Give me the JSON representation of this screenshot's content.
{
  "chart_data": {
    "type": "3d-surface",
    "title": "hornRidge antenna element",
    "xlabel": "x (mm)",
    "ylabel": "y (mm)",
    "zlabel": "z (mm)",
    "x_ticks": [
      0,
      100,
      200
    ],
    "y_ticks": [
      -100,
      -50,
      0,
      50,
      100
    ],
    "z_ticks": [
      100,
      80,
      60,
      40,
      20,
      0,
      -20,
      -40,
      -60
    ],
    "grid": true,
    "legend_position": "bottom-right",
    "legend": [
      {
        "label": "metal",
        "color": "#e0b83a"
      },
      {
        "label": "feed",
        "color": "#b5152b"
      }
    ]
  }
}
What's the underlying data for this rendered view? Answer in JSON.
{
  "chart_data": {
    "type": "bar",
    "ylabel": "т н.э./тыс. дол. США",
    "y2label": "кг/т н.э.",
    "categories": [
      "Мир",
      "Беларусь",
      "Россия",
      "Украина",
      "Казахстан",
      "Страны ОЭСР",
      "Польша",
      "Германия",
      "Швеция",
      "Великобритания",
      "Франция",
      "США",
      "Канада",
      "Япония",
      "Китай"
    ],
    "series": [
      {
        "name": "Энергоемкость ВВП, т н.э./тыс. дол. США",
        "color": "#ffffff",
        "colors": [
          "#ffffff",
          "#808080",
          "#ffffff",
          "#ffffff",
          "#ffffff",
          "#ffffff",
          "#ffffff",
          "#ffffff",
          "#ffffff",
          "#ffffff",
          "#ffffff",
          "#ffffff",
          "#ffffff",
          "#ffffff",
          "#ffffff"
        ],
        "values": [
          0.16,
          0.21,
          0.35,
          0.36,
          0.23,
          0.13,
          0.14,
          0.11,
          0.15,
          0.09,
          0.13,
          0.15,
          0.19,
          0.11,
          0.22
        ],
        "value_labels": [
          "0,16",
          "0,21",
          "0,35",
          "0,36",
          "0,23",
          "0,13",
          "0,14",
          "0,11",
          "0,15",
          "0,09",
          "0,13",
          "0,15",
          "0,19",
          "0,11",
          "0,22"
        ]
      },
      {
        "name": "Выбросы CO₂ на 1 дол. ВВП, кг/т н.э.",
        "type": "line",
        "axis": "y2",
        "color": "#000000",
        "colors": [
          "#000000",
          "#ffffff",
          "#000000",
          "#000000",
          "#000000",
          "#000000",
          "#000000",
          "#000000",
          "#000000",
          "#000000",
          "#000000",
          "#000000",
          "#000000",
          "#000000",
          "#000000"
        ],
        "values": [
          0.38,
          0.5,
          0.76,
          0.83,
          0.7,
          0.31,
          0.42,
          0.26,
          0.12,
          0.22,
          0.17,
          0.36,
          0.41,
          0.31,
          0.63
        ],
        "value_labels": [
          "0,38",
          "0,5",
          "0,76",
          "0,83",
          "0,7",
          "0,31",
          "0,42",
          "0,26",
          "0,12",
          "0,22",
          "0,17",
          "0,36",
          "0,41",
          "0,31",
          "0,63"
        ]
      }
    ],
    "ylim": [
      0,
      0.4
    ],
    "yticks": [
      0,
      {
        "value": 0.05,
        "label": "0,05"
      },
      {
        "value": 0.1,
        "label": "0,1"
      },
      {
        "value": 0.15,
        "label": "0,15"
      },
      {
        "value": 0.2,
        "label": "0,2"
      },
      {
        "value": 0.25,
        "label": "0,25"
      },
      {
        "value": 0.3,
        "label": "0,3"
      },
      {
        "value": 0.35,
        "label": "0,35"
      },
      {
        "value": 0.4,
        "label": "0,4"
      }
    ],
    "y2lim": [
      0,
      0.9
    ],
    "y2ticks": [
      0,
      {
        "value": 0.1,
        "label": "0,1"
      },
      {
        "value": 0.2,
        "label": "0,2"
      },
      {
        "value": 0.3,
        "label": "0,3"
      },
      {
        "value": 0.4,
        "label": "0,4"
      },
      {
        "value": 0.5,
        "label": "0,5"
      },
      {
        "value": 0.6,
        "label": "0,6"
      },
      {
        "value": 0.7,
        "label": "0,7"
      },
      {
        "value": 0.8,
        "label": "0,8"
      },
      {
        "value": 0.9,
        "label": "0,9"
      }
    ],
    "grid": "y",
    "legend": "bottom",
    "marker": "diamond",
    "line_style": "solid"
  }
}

· · · ·

• _Required task_: Copy out the data shown above without altering anything.

• _The result_:
Give me the JSON representation of this screenshot's content.
{
  "chart_data": {
    "type": "3d-surface",
    "title": "hornRidge antenna element",
    "xlabel": "x (mm)",
    "ylabel": "y (mm)",
    "zlabel": "z (mm)",
    "x_ticks": [
      0,
      100,
      200
    ],
    "y_ticks": [
      -100,
      -50,
      0,
      50,
      100
    ],
    "z_ticks": [
      100,
      80,
      60,
      40,
      20,
      0,
      -20,
      -40,
      -60
    ],
    "grid": true,
    "legend_position": "bottom-right",
    "legend": [
      {
        "label": "metal",
        "color": "#e0b83a"
      },
      {
        "label": "feed",
        "color": "#b5152b"
      }
    ]
  }
}
What's the underlying data for this rendered view? Answer in JSON.
{
  "chart_data": {
    "type": "bar",
    "ylabel": "т н.э./тыс. дол. США",
    "y2label": "кг/т н.э.",
    "categories": [
      "Мир",
      "Беларусь",
      "Россия",
      "Украина",
      "Казахстан",
      "Страны ОЭСР",
      "Польша",
      "Германия",
      "Швеция",
      "Великобритания",
      "Франция",
      "США",
      "Канада",
      "Япония",
      "Китай"
    ],
    "series": [
      {
        "name": "Энергоемкость ВВП, т н.э./тыс. дол. США",
        "color": "#ffffff",
        "colors": [
          "#ffffff",
          "#808080",
          "#ffffff",
          "#ffffff",
          "#ffffff",
          "#ffffff",
          "#ffffff",
          "#ffffff",
          "#ffffff",
          "#ffffff",
          "#ffffff",
          "#ffffff",
          "#ffffff",
          "#ffffff",
          "#ffffff"
        ],
        "values": [
          0.16,
          0.21,
          0.35,
          0.36,
          0.23,
          0.13,
          0.14,
          0.11,
          0.15,
          0.09,
          0.13,
          0.15,
          0.19,
          0.11,
          0.22
        ],
        "value_labels": [
          "0,16",
          "0,21",
          "0,35",
          "0,36",
          "0,23",
          "0,13",
          "0,14",
          "0,11",
          "0,15",
          "0,09",
          "0,13",
          "0,15",
          "0,19",
          "0,11",
          "0,22"
        ]
      },
      {
        "name": "Выбросы CO₂ на 1 дол. ВВП, кг/т н.э.",
        "type": "line",
        "axis": "y2",
        "color": "#000000",
        "colors": [
          "#000000",
          "#ffffff",
          "#000000",
          "#000000",
          "#000000",
          "#000000",
          "#000000",
          "#000000",
          "#000000",
          "#000000",
          "#000000",
          "#000000",
          "#000000",
          "#000000",
          "#000000"
        ],
        "values": [
          0.38,
          0.5,
          0.76,
          0.83,
          0.7,
          0.31,
          0.42,
          0.26,
          0.12,
          0.22,
          0.17,
          0.36,
          0.41,
          0.31,
          0.63
        ],
        "value_labels": [
          "0,38",
          "0,5",
          "0,76",
          "0,83",
          "0,7",
          "0,31",
          "0,42",
          "0,26",
          "0,12",
          "0,22",
          "0,17",
          "0,36",
          "0,41",
          "0,31",
          "0,63"
        ]
      }
    ],
    "ylim": [
      0,
      0.4
    ],
    "yticks": [
      0,
      {
        "value": 0.05,
        "label": "0,05"
      },
      {
        "value": 0.1,
        "label": "0,1"
      },
      {
        "value": 0.15,
        "label": "0,15"
      },
      {
        "value": 0.2,
        "label": "0,2"
      },
      {
        "value": 0.25,
        "label": "0,25"
      },
      {
        "value": 0.3,
        "label": "0,3"
      },
      {
        "value": 0.35,
        "label": "0,35"
      },
      {
        "value": 0.4,
        "label": "0,4"
      }
    ],
    "y2lim": [
      0,
      0.9
    ],
    "y2ticks": [
      0,
      {
        "value": 0.1,
        "label": "0,1"
      },
      {
        "value": 0.2,
        "label": "0,2"
      },
      {
        "value": 0.3,
        "label": "0,3"
      },
      {
        "value": 0.4,
        "label": "0,4"
      },
      {
        "value": 0.5,
        "label": "0,5"
      },
      {
        "value": 0.6,
        "label": "0,6"
      },
      {
        "value": 0.7,
        "label": "0,7"
      },
      {
        "value": 0.8,
        "label": "0,8"
      },
      {
        "value": 0.9,
        "label": "0,9"
      }
    ],
    "grid": "y",
    "legend": "bottom",
    "marker": "diamond",
    "line_style": "solid"
  }
}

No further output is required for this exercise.